> _TASK STATEMENT_
Copy the data precisely, character for character, and leave out every picture.

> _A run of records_
━━━━━━
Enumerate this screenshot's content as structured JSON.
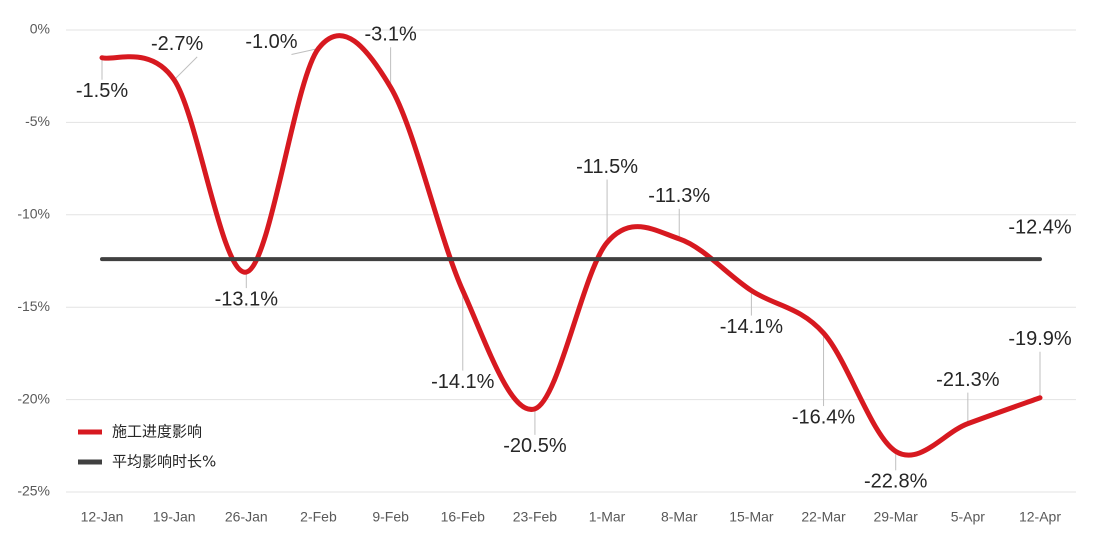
{
  "chart_data": {
    "type": "line",
    "categories": [
      "12-Jan",
      "19-Jan",
      "26-Jan",
      "2-Feb",
      "9-Feb",
      "16-Feb",
      "23-Feb",
      "1-Mar",
      "8-Mar",
      "15-Mar",
      "22-Mar",
      "29-Mar",
      "5-Apr",
      "12-Apr"
    ],
    "series": [
      {
        "name": "施工进度影响",
        "color": "#d71920",
        "smooth": true,
        "values": [
          -1.5,
          -2.7,
          -13.1,
          -1.0,
          -3.1,
          -14.1,
          -20.5,
          -11.5,
          -11.3,
          -14.1,
          -16.4,
          -22.8,
          -21.3,
          -19.9
        ],
        "value_labels": [
          "-1.5%",
          "-2.7%",
          "-13.1%",
          "-1.0%",
          "-3.1%",
          "-14.1%",
          "-20.5%",
          "-11.5%",
          "-11.3%",
          "-14.1%",
          "-16.4%",
          "-22.8%",
          "-21.3%",
          "-19.9%"
        ]
      },
      {
        "name": "平均影响时长%",
        "color": "#404040",
        "smooth": false,
        "values": [
          -12.4,
          -12.4,
          -12.4,
          -12.4,
          -12.4,
          -12.4,
          -12.4,
          -12.4,
          -12.4,
          -12.4,
          -12.4,
          -12.4,
          -12.4,
          -12.4
        ],
        "value_labels": [
          null,
          null,
          null,
          null,
          null,
          null,
          null,
          null,
          null,
          null,
          null,
          null,
          null,
          "-12.4%"
        ]
      }
    ],
    "ylim": [
      -25,
      0
    ],
    "yticks": [
      {
        "value": 0,
        "label": "0%"
      },
      {
        "value": -5,
        "label": "-5%"
      },
      {
        "value": -10,
        "label": "-10%"
      },
      {
        "value": -15,
        "label": "-15%"
      },
      {
        "value": -20,
        "label": "-20%"
      },
      {
        "value": -25,
        "label": "-25%"
      }
    ],
    "grid": true,
    "legend": "lower left"
  }
}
━━━━━━
> _SOLUTION TO THE PROBLEM_
Enumerate this screenshot's content as structured JSON.
{
  "chart_data": {
    "type": "line",
    "categories": [
      "12-Jan",
      "19-Jan",
      "26-Jan",
      "2-Feb",
      "9-Feb",
      "16-Feb",
      "23-Feb",
      "1-Mar",
      "8-Mar",
      "15-Mar",
      "22-Mar",
      "29-Mar",
      "5-Apr",
      "12-Apr"
    ],
    "series": [
      {
        "name": "施工进度影响",
        "color": "#d71920",
        "smooth": true,
        "values": [
          -1.5,
          -2.7,
          -13.1,
          -1.0,
          -3.1,
          -14.1,
          -20.5,
          -11.5,
          -11.3,
          -14.1,
          -16.4,
          -22.8,
          -21.3,
          -19.9
        ],
        "value_labels": [
          "-1.5%",
          "-2.7%",
          "-13.1%",
          "-1.0%",
          "-3.1%",
          "-14.1%",
          "-20.5%",
          "-11.5%",
          "-11.3%",
          "-14.1%",
          "-16.4%",
          "-22.8%",
          "-21.3%",
          "-19.9%"
        ]
      },
      {
        "name": "平均影响时长%",
        "color": "#404040",
        "smooth": false,
        "values": [
          -12.4,
          -12.4,
          -12.4,
          -12.4,
          -12.4,
          -12.4,
          -12.4,
          -12.4,
          -12.4,
          -12.4,
          -12.4,
          -12.4,
          -12.4,
          -12.4
        ],
        "value_labels": [
          null,
          null,
          null,
          null,
          null,
          null,
          null,
          null,
          null,
          null,
          null,
          null,
          null,
          "-12.4%"
        ]
      }
    ],
    "ylim": [
      -25,
      0
    ],
    "yticks": [
      {
        "value": 0,
        "label": "0%"
      },
      {
        "value": -5,
        "label": "-5%"
      },
      {
        "value": -10,
        "label": "-10%"
      },
      {
        "value": -15,
        "label": "-15%"
      },
      {
        "value": -20,
        "label": "-20%"
      },
      {
        "value": -25,
        "label": "-25%"
      }
    ],
    "grid": true,
    "legend": "lower left"
  }
}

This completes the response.